Instructions to follow » From the listing that follows, extract every line and set it down unaltered.

Saved data entries »

======

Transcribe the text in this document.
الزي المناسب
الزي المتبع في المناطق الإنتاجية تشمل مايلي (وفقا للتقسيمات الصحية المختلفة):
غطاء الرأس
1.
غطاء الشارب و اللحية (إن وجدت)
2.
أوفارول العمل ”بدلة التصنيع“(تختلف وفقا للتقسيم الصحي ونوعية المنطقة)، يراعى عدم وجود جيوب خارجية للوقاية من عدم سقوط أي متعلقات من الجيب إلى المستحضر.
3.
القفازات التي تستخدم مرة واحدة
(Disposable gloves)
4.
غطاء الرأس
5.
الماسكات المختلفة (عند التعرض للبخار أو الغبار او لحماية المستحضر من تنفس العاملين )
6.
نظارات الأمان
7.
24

======

Output for this task »
Transcribe the text in this document.
الزي المناسب
الزي المتبع في المناطق الإنتاجية تشمل مايلي (وفقا للتقسيمات الصحية المختلفة):
غطاء الرأس
1.
غطاء الشارب و اللحية (إن وجدت)
2.
أوفارول العمل ”بدلة التصنيع“(تختلف وفقا للتقسيم الصحي ونوعية المنطقة)، يراعى عدم وجود جيوب خارجية للوقاية من عدم سقوط أي متعلقات من الجيب إلى المستحضر.
3.
القفازات التي تستخدم مرة واحدة
(Disposable gloves)
4.
غطاء الرأس
5.
الماسكات المختلفة (عند التعرض للبخار أو الغبار او لحماية المستحضر من تنفس العاملين )
6.
نظارات الأمان
7.
24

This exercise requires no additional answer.